#### Extracted material:
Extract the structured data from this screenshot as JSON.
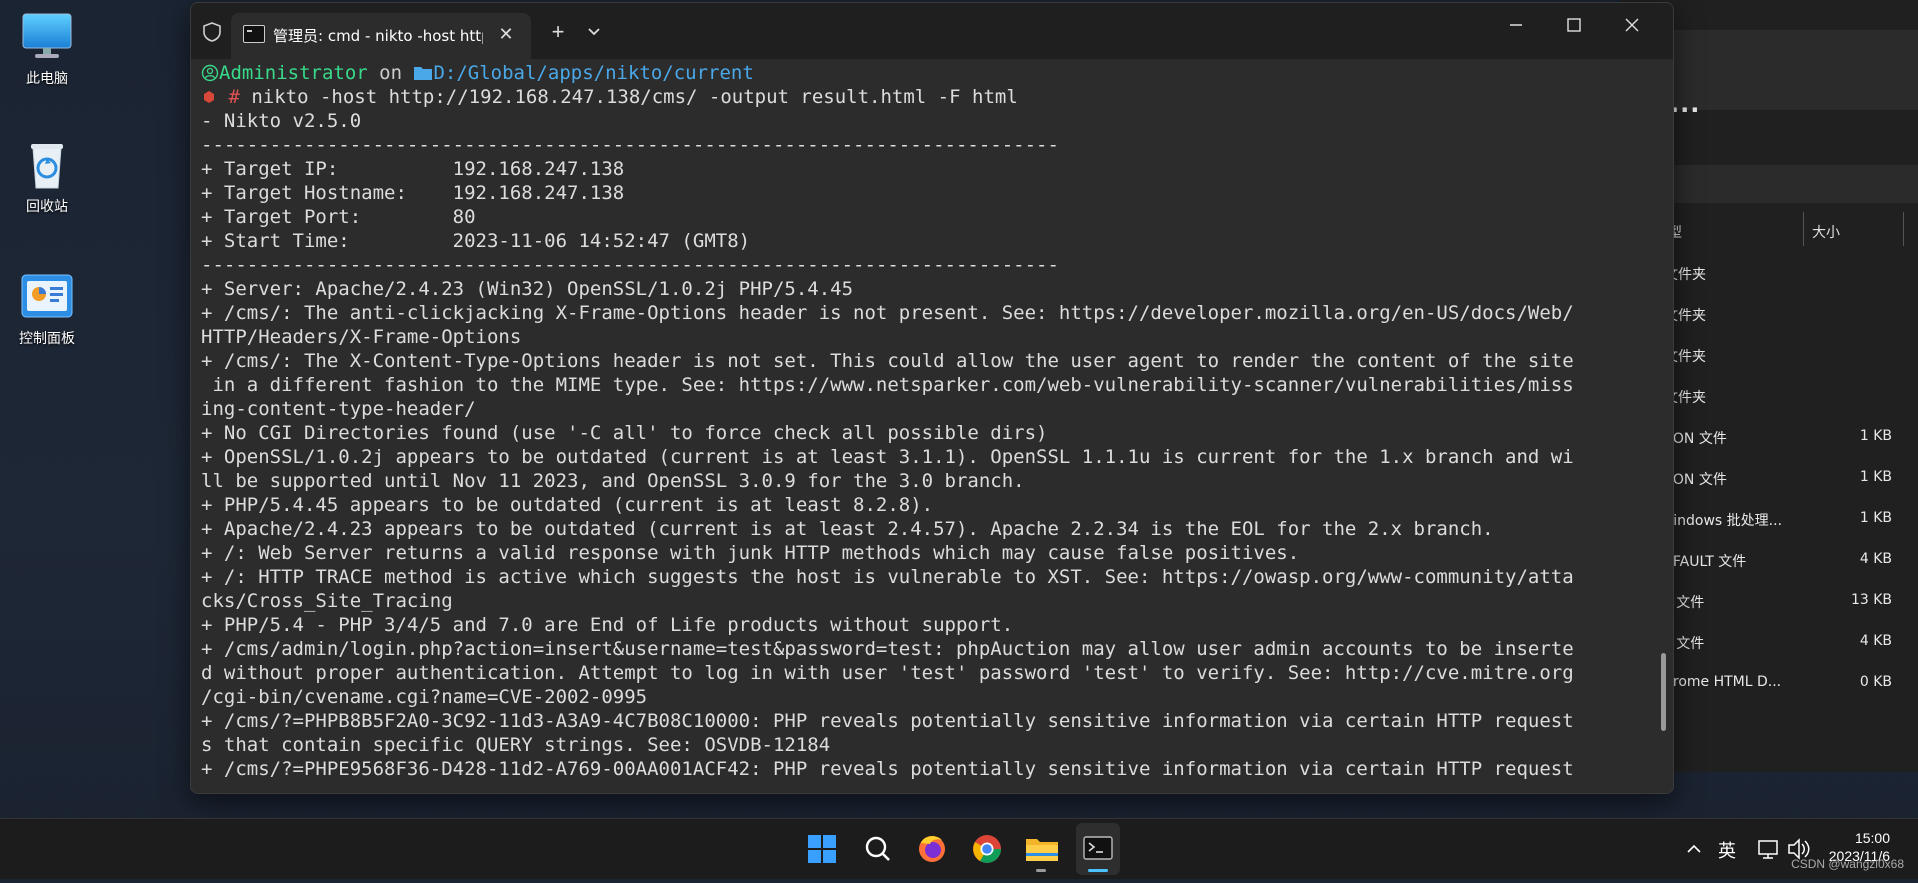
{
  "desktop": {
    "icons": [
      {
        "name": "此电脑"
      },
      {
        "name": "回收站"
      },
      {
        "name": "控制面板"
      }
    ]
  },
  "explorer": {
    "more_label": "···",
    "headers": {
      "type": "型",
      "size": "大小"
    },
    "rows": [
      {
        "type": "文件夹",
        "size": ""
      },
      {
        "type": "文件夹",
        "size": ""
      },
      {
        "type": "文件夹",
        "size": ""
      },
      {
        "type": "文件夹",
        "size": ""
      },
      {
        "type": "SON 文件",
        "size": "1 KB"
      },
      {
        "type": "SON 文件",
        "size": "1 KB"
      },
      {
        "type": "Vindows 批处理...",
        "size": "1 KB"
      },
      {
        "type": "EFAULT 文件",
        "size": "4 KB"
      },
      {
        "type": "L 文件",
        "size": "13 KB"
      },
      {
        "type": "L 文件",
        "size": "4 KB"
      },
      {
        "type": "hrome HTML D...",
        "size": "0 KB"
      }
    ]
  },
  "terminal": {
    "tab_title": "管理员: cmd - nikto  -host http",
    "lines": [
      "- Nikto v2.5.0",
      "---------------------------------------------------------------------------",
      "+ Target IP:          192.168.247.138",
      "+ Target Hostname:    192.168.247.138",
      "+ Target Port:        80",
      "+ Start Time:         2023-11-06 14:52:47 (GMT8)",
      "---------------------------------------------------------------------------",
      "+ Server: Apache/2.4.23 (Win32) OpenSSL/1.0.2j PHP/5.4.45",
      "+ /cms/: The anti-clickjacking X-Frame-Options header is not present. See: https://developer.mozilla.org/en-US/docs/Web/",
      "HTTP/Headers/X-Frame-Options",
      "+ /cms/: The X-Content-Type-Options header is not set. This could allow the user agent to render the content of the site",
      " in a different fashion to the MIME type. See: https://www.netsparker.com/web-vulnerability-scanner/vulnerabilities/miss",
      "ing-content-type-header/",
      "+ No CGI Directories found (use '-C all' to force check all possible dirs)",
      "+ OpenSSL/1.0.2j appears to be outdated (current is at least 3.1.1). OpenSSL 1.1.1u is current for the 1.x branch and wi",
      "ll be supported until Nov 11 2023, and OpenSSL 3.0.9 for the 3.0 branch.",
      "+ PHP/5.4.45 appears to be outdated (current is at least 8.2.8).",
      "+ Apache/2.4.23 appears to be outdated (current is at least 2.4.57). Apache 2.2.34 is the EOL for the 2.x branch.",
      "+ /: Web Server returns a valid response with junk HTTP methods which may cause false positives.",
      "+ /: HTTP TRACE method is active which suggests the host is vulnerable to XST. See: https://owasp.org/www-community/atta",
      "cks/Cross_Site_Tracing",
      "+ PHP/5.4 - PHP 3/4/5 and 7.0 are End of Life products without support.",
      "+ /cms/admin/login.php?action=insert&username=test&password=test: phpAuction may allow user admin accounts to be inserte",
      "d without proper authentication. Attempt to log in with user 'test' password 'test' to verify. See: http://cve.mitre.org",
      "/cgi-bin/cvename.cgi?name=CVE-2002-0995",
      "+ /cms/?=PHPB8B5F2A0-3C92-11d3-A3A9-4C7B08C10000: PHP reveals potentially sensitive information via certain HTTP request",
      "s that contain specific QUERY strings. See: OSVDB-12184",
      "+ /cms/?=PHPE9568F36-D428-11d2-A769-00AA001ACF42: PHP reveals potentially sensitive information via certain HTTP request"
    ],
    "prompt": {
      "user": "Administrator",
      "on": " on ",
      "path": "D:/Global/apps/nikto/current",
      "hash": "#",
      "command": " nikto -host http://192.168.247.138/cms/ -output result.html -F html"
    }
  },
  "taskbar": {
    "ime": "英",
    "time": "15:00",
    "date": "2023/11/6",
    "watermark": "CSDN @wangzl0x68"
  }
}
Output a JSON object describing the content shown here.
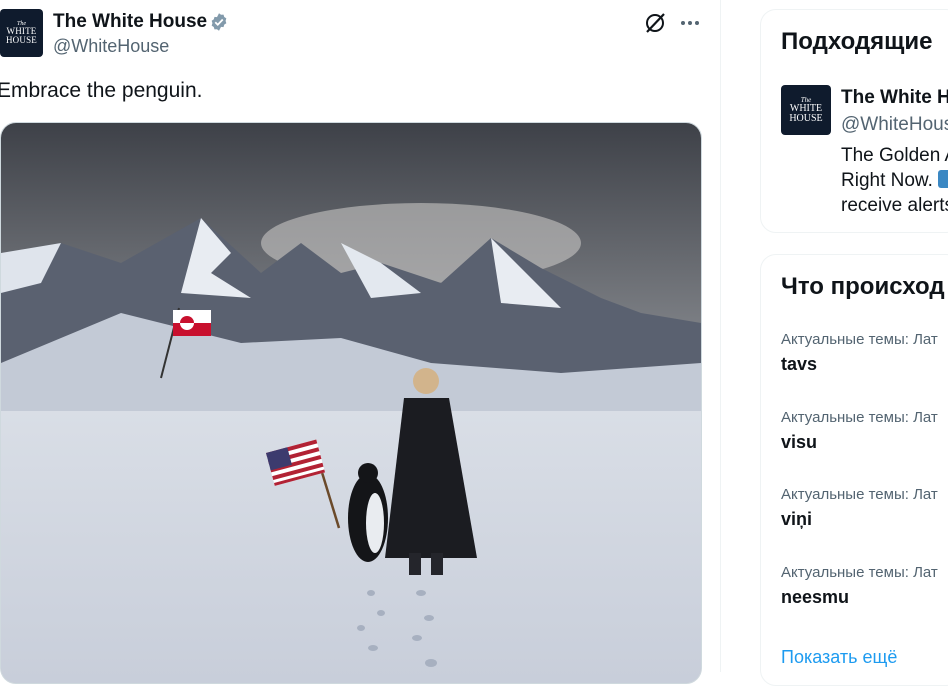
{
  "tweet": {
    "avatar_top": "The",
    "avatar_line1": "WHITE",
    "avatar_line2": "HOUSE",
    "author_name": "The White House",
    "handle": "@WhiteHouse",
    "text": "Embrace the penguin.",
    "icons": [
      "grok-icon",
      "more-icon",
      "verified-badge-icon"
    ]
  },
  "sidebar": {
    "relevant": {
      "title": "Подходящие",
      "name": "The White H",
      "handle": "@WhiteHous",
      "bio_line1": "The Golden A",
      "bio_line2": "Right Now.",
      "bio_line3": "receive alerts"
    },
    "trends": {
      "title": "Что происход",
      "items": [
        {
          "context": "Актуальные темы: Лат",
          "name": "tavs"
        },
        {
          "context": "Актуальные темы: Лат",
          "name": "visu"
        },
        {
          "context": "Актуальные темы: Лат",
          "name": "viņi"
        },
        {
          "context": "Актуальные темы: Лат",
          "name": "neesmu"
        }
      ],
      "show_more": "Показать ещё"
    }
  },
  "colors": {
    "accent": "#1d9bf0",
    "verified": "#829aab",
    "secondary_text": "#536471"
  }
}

#### The problem:
Pictures in the records above are left out; print everything else exactly as written.

#### The solution:
Extract the structured data from this screenshot as JSON.
{
  "desktop": {
    "icons": [
      {
        "name": "此电脑"
      },
      {
        "name": "回收站"
      },
      {
        "name": "控制面板"
      }
    ]
  },
  "explorer": {
    "more_label": "···",
    "headers": {
      "type": "型",
      "size": "大小"
    },
    "rows": [
      {
        "type": "文件夹",
        "size": ""
      },
      {
        "type": "文件夹",
        "size": ""
      },
      {
        "type": "文件夹",
        "size": ""
      },
      {
        "type": "文件夹",
        "size": ""
      },
      {
        "type": "SON 文件",
        "size": "1 KB"
      },
      {
        "type": "SON 文件",
        "size": "1 KB"
      },
      {
        "type": "Vindows 批处理...",
        "size": "1 KB"
      },
      {
        "type": "EFAULT 文件",
        "size": "4 KB"
      },
      {
        "type": "L 文件",
        "size": "13 KB"
      },
      {
        "type": "L 文件",
        "size": "4 KB"
      },
      {
        "type": "hrome HTML D...",
        "size": "0 KB"
      }
    ]
  },
  "terminal": {
    "tab_title": "管理员: cmd - nikto  -host http",
    "lines": [
      "- Nikto v2.5.0",
      "---------------------------------------------------------------------------",
      "+ Target IP:          192.168.247.138",
      "+ Target Hostname:    192.168.247.138",
      "+ Target Port:        80",
      "+ Start Time:         2023-11-06 14:52:47 (GMT8)",
      "---------------------------------------------------------------------------",
      "+ Server: Apache/2.4.23 (Win32) OpenSSL/1.0.2j PHP/5.4.45",
      "+ /cms/: The anti-clickjacking X-Frame-Options header is not present. See: https://developer.mozilla.org/en-US/docs/Web/",
      "HTTP/Headers/X-Frame-Options",
      "+ /cms/: The X-Content-Type-Options header is not set. This could allow the user agent to render the content of the site",
      " in a different fashion to the MIME type. See: https://www.netsparker.com/web-vulnerability-scanner/vulnerabilities/miss",
      "ing-content-type-header/",
      "+ No CGI Directories found (use '-C all' to force check all possible dirs)",
      "+ OpenSSL/1.0.2j appears to be outdated (current is at least 3.1.1). OpenSSL 1.1.1u is current for the 1.x branch and wi",
      "ll be supported until Nov 11 2023, and OpenSSL 3.0.9 for the 3.0 branch.",
      "+ PHP/5.4.45 appears to be outdated (current is at least 8.2.8).",
      "+ Apache/2.4.23 appears to be outdated (current is at least 2.4.57). Apache 2.2.34 is the EOL for the 2.x branch.",
      "+ /: Web Server returns a valid response with junk HTTP methods which may cause false positives.",
      "+ /: HTTP TRACE method is active which suggests the host is vulnerable to XST. See: https://owasp.org/www-community/atta",
      "cks/Cross_Site_Tracing",
      "+ PHP/5.4 - PHP 3/4/5 and 7.0 are End of Life products without support.",
      "+ /cms/admin/login.php?action=insert&username=test&password=test: phpAuction may allow user admin accounts to be inserte",
      "d without proper authentication. Attempt to log in with user 'test' password 'test' to verify. See: http://cve.mitre.org",
      "/cgi-bin/cvename.cgi?name=CVE-2002-0995",
      "+ /cms/?=PHPB8B5F2A0-3C92-11d3-A3A9-4C7B08C10000: PHP reveals potentially sensitive information via certain HTTP request",
      "s that contain specific QUERY strings. See: OSVDB-12184",
      "+ /cms/?=PHPE9568F36-D428-11d2-A769-00AA001ACF42: PHP reveals potentially sensitive information via certain HTTP request"
    ],
    "prompt": {
      "user": "Administrator",
      "on": " on ",
      "path": "D:/Global/apps/nikto/current",
      "hash": "#",
      "command": " nikto -host http://192.168.247.138/cms/ -output result.html -F html"
    }
  },
  "taskbar": {
    "ime": "英",
    "time": "15:00",
    "date": "2023/11/6",
    "watermark": "CSDN @wangzl0x68"
  }
}
Output a JSON object describing the content shown here.
{
  "tweet": {
    "avatar_top": "The",
    "avatar_line1": "WHITE",
    "avatar_line2": "HOUSE",
    "author_name": "The White House",
    "handle": "@WhiteHouse",
    "text": "Embrace the penguin.",
    "icons": [
      "grok-icon",
      "more-icon",
      "verified-badge-icon"
    ]
  },
  "sidebar": {
    "relevant": {
      "title": "Подходящие",
      "name": "The White H",
      "handle": "@WhiteHous",
      "bio_line1": "The Golden A",
      "bio_line2": "Right Now.",
      "bio_line3": "receive alerts"
    },
    "trends": {
      "title": "Что происход",
      "items": [
        {
          "context": "Актуальные темы: Лат",
          "name": "tavs"
        },
        {
          "context": "Актуальные темы: Лат",
          "name": "visu"
        },
        {
          "context": "Актуальные темы: Лат",
          "name": "viņi"
        },
        {
          "context": "Актуальные темы: Лат",
          "name": "neesmu"
        }
      ],
      "show_more": "Показать ещё"
    }
  },
  "colors": {
    "accent": "#1d9bf0",
    "verified": "#829aab",
    "secondary_text": "#536471"
  }
}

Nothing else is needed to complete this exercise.